» **The request**
The entries that follow should be written out exactly.

# Start of Dataset records

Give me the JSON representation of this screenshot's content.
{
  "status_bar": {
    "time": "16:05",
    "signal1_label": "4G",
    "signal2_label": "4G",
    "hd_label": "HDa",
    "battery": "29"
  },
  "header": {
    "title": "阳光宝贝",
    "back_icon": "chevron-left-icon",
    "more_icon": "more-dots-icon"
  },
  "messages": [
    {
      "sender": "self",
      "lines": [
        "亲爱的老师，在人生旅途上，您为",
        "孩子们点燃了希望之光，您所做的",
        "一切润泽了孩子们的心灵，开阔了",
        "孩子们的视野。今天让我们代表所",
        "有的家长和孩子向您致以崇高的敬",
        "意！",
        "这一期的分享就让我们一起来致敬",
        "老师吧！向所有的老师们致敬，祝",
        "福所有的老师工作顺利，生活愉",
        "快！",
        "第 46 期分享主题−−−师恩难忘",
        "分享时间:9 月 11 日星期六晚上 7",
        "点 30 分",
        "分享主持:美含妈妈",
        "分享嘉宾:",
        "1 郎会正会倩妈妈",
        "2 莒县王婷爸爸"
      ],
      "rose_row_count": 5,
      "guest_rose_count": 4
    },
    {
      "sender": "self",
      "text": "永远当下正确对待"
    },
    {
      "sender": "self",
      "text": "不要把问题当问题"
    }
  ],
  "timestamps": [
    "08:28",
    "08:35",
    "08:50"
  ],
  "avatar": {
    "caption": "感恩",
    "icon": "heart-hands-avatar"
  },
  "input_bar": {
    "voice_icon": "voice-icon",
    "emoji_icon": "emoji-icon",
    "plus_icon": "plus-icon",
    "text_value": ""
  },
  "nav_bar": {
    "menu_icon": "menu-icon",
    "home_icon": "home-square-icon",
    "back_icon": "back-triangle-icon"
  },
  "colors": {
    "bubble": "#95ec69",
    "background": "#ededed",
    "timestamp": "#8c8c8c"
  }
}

# End of Dataset records

» **Answer for this exercise**
Give me the JSON representation of this screenshot's content.
{
  "status_bar": {
    "time": "16:05",
    "signal1_label": "4G",
    "signal2_label": "4G",
    "hd_label": "HDa",
    "battery": "29"
  },
  "header": {
    "title": "阳光宝贝",
    "back_icon": "chevron-left-icon",
    "more_icon": "more-dots-icon"
  },
  "messages": [
    {
      "sender": "self",
      "lines": [
        "亲爱的老师，在人生旅途上，您为",
        "孩子们点燃了希望之光，您所做的",
        "一切润泽了孩子们的心灵，开阔了",
        "孩子们的视野。今天让我们代表所",
        "有的家长和孩子向您致以崇高的敬",
        "意！",
        "这一期的分享就让我们一起来致敬",
        "老师吧！向所有的老师们致敬，祝",
        "福所有的老师工作顺利，生活愉",
        "快！",
        "第 46 期分享主题−−−师恩难忘",
        "分享时间:9 月 11 日星期六晚上 7",
        "点 30 分",
        "分享主持:美含妈妈",
        "分享嘉宾:",
        "1 郎会正会倩妈妈",
        "2 莒县王婷爸爸"
      ],
      "rose_row_count": 5,
      "guest_rose_count": 4
    },
    {
      "sender": "self",
      "text": "永远当下正确对待"
    },
    {
      "sender": "self",
      "text": "不要把问题当问题"
    }
  ],
  "timestamps": [
    "08:28",
    "08:35",
    "08:50"
  ],
  "avatar": {
    "caption": "感恩",
    "icon": "heart-hands-avatar"
  },
  "input_bar": {
    "voice_icon": "voice-icon",
    "emoji_icon": "emoji-icon",
    "plus_icon": "plus-icon",
    "text_value": ""
  },
  "nav_bar": {
    "menu_icon": "menu-icon",
    "home_icon": "home-square-icon",
    "back_icon": "back-triangle-icon"
  },
  "colors": {
    "bubble": "#95ec69",
    "background": "#ededed",
    "timestamp": "#8c8c8c"
  }
}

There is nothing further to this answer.